Work required: Copy the records below verbatim, starting with the line containing "enumerate the UI" and continuing through the line containing "robot-label-line1: 云端多职能 [730, 831, 833, 862]", and leave the pictures out.

Entries:
○ ○ ○ ○ ○ ○ ○
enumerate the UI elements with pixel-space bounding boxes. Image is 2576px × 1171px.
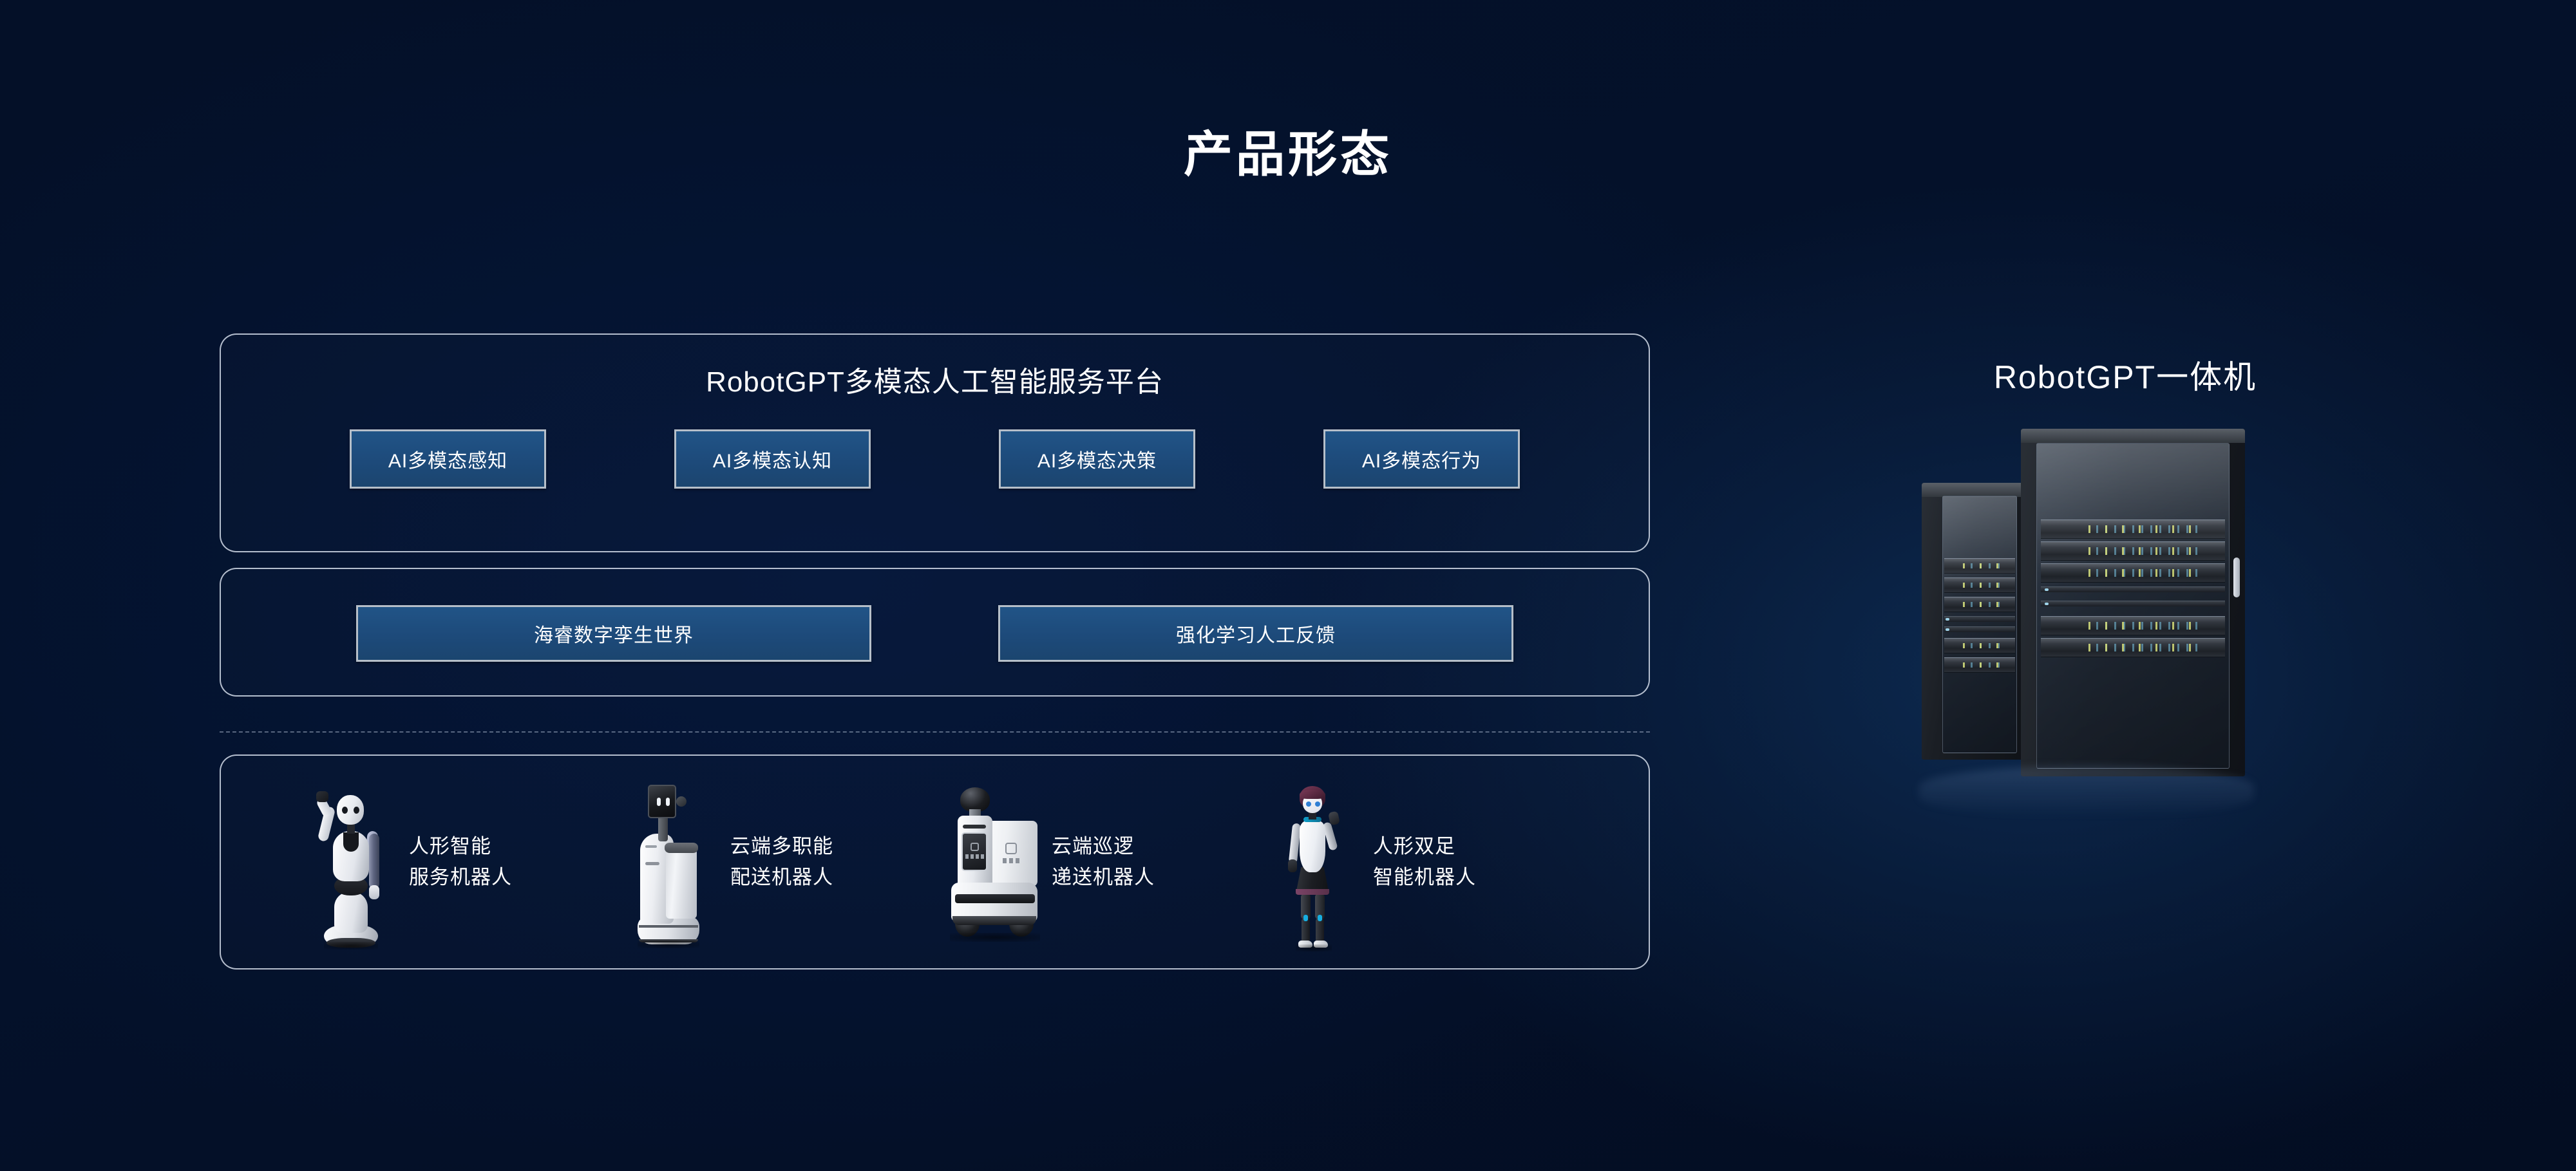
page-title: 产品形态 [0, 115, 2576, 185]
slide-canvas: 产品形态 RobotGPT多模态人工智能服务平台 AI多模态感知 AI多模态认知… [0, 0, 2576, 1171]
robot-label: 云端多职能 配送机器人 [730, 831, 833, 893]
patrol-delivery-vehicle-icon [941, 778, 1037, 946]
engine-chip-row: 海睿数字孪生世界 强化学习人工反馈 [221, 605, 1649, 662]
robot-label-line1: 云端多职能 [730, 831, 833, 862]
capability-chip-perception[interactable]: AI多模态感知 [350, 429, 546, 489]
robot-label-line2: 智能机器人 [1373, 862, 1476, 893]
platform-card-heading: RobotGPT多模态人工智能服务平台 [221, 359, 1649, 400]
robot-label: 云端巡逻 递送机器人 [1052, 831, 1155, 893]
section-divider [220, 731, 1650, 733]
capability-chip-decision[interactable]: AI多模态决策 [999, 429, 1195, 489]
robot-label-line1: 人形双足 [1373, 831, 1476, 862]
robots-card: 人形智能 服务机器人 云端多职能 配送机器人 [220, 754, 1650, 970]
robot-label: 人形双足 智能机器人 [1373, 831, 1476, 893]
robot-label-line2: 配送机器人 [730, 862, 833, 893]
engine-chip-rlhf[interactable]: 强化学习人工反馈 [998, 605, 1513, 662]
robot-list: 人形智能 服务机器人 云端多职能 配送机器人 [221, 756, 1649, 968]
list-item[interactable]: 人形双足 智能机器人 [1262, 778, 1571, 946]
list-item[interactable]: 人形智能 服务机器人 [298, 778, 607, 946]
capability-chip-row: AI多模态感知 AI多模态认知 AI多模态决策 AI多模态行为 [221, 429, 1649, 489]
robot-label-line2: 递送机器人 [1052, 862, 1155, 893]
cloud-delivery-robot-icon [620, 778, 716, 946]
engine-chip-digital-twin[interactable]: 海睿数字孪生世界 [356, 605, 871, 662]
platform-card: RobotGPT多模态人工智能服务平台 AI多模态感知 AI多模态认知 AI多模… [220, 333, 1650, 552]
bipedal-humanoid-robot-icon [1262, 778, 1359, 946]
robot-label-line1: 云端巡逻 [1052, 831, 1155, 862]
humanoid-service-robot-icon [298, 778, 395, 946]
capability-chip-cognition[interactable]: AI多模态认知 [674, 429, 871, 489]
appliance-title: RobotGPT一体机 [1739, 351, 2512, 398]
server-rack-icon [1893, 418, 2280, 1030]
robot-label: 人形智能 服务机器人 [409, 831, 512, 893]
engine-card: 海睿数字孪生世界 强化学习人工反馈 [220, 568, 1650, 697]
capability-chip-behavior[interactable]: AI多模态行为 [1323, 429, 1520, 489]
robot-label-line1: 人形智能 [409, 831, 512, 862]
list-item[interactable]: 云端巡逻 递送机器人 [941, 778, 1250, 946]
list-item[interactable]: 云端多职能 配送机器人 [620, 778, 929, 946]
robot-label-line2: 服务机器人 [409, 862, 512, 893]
○ ○ ○ ○ ○ ○ ○
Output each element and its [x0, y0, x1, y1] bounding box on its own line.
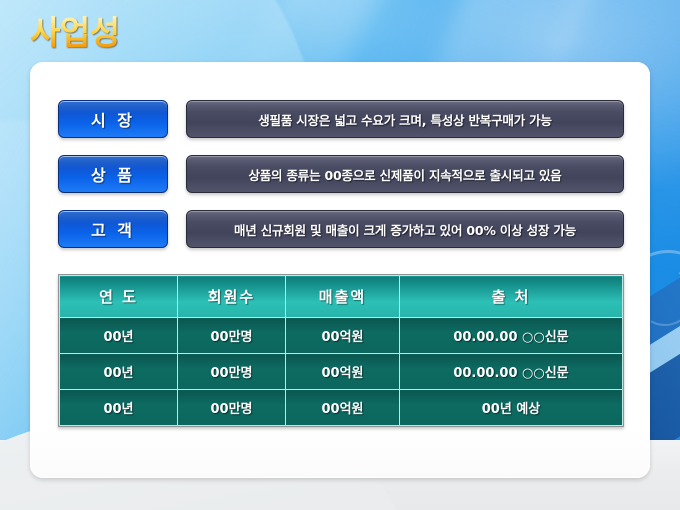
○ ○ ○ ○ ○ ○ ○
Worked answer:
enumerate the UI elements with pixel-space bounding boxes. Image is 2576px × 1171px.
page-title: 产品形态 [0, 115, 2576, 185]
slide-canvas: 产品形态 RobotGPT多模态人工智能服务平台 AI多模态感知 AI多模态认知… [0, 0, 2576, 1171]
robot-label: 云端多职能 配送机器人 [730, 831, 833, 893]
patrol-delivery-vehicle-icon [941, 778, 1037, 946]
engine-chip-row: 海睿数字孪生世界 强化学习人工反馈 [221, 605, 1649, 662]
robot-label-line1: 云端多职能 [730, 831, 833, 862]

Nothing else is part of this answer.